[Task brief]: Copy all records precisely, apart from the pictures.

[Information provided]:
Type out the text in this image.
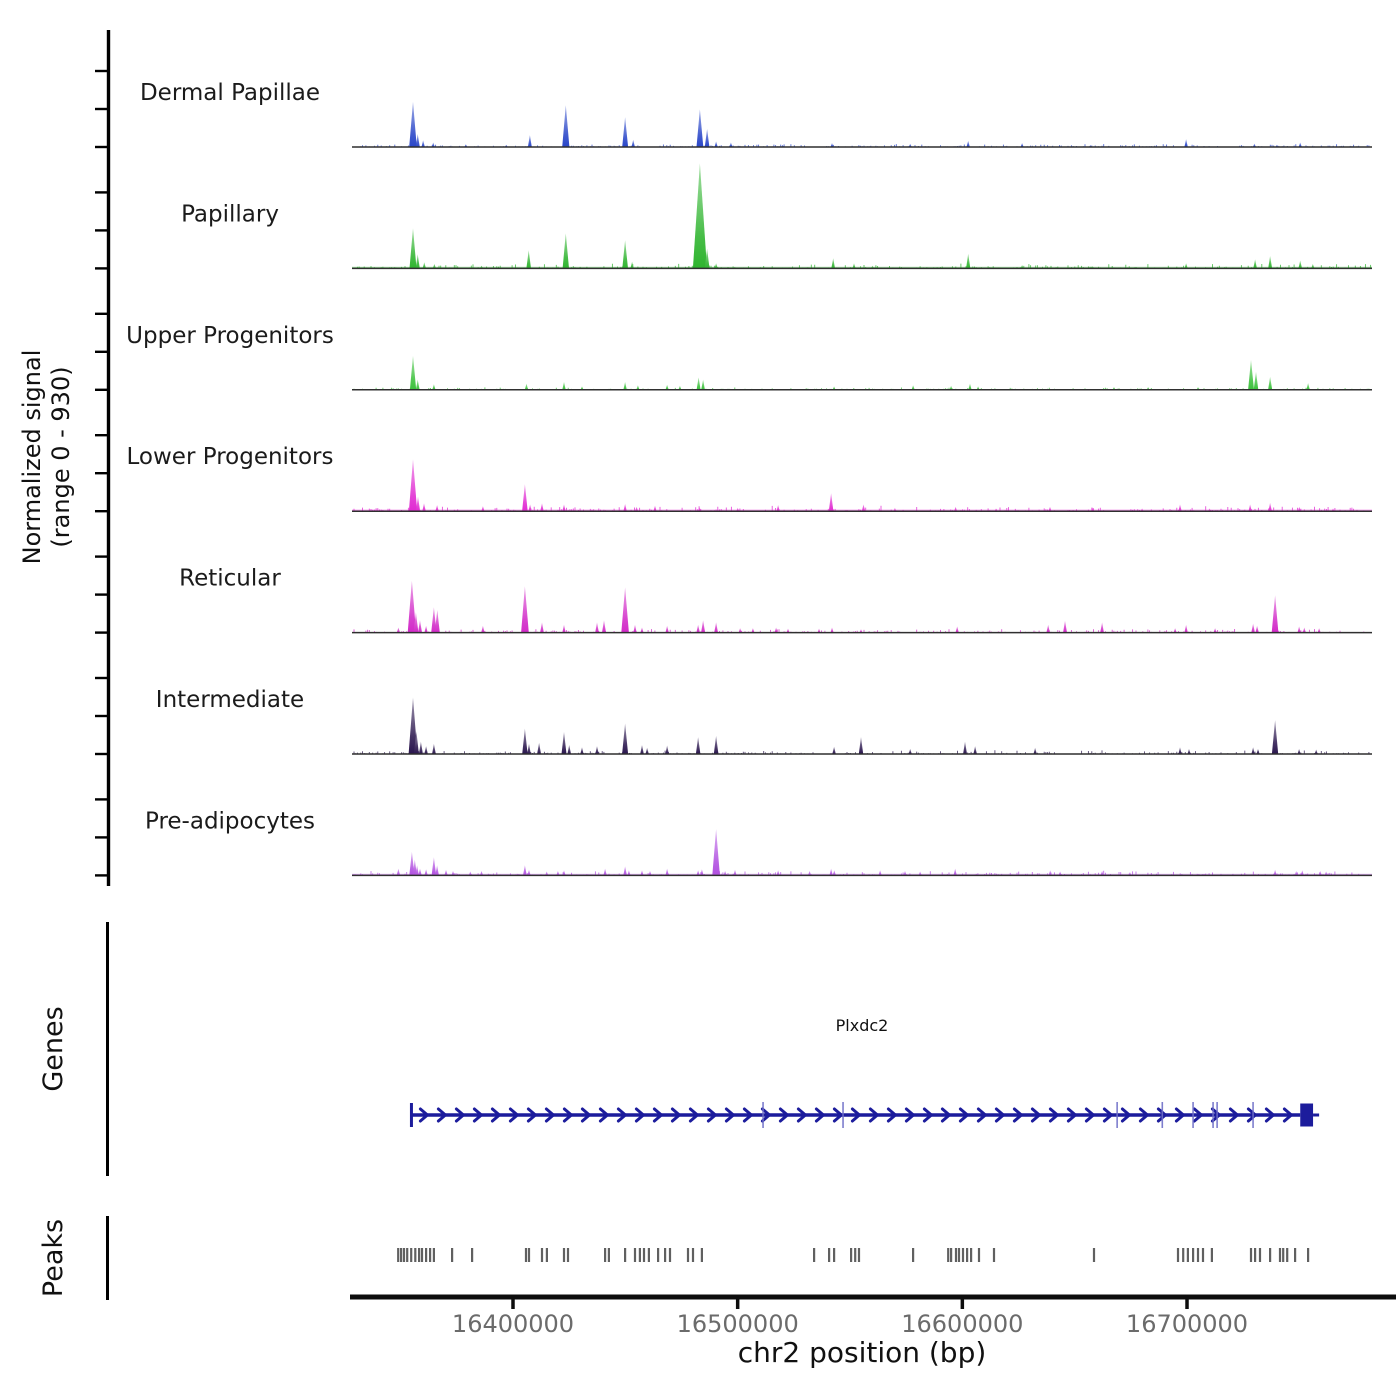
Normalized signal (range 0 - 930)
Genes
Peaks
Plxdc2
Dermal Papillae
Papillary
Upper Progenitors
Lower Progenitors
Reticular
Intermediate
Pre-adipocytes
16400000	16500000	16600000	16700000
chr2 position (bp)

[Response to this task]:
Type out the text in this image.
Normalized signal (range 0 - 930)
Genes
Peaks
Plxdc2
Dermal Papillae
Papillary
Upper Progenitors
Lower Progenitors
Reticular
Intermediate
Pre-adipocytes
16400000	16500000	16600000	16700000
chr2 position (bp)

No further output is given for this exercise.